Will you transcribe all the entries word for word, skipping the pictures they hold?
------------------------------------------------
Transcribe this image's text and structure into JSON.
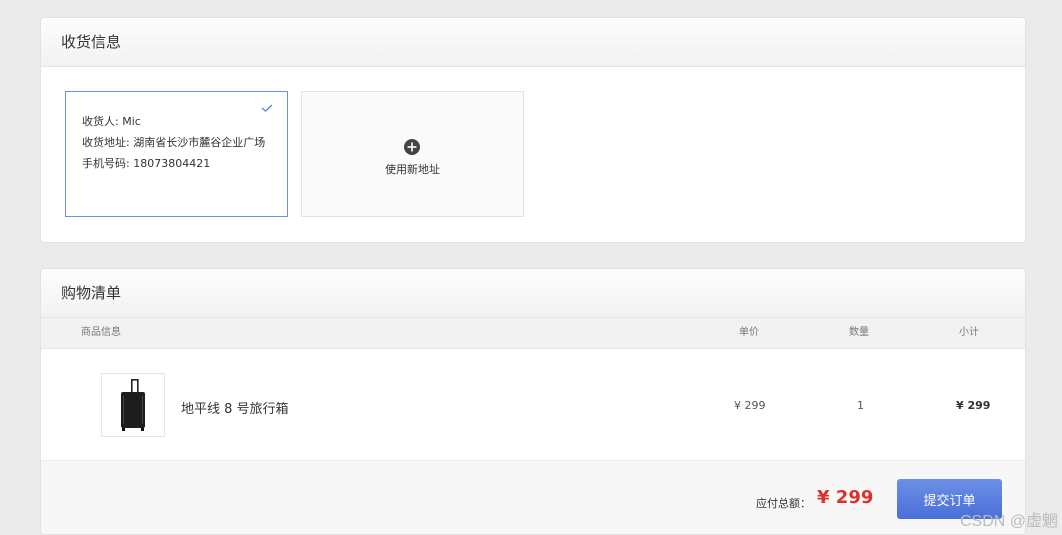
{
  "shipping": {
    "title": "收货信息",
    "selected": {
      "receiver": "收货人: Mic",
      "address": "收货地址: 湖南省长沙市麓谷企业广场",
      "phone": "手机号码: 18073804421"
    },
    "new_address_label": "使用新地址"
  },
  "cart": {
    "title": "购物清单",
    "headers": {
      "info": "商品信息",
      "price": "单价",
      "qty": "数量",
      "subtotal": "小计"
    },
    "items": [
      {
        "name": "地平线 8 号旅行箱",
        "price": "¥ 299",
        "qty": "1",
        "subtotal": "¥ 299"
      }
    ],
    "total_label": "应付总额：",
    "total_value": "¥ 299",
    "submit_label": "提交订单"
  },
  "watermark": "CSDN @虚魍",
  "colors": {
    "accent": "#5b7fdf",
    "price_red": "#d9332b",
    "selected_border": "#6f8fd6"
  }
}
------------------------------------------------
Answer to the exercise -
Transcribe this image's text and structure into JSON.
{
  "shipping": {
    "title": "收货信息",
    "selected": {
      "receiver": "收货人: Mic",
      "address": "收货地址: 湖南省长沙市麓谷企业广场",
      "phone": "手机号码: 18073804421"
    },
    "new_address_label": "使用新地址"
  },
  "cart": {
    "title": "购物清单",
    "headers": {
      "info": "商品信息",
      "price": "单价",
      "qty": "数量",
      "subtotal": "小计"
    },
    "items": [
      {
        "name": "地平线 8 号旅行箱",
        "price": "¥ 299",
        "qty": "1",
        "subtotal": "¥ 299"
      }
    ],
    "total_label": "应付总额：",
    "total_value": "¥ 299",
    "submit_label": "提交订单"
  },
  "watermark": "CSDN @虚魍",
  "colors": {
    "accent": "#5b7fdf",
    "price_red": "#d9332b",
    "selected_border": "#6f8fd6"
  }
}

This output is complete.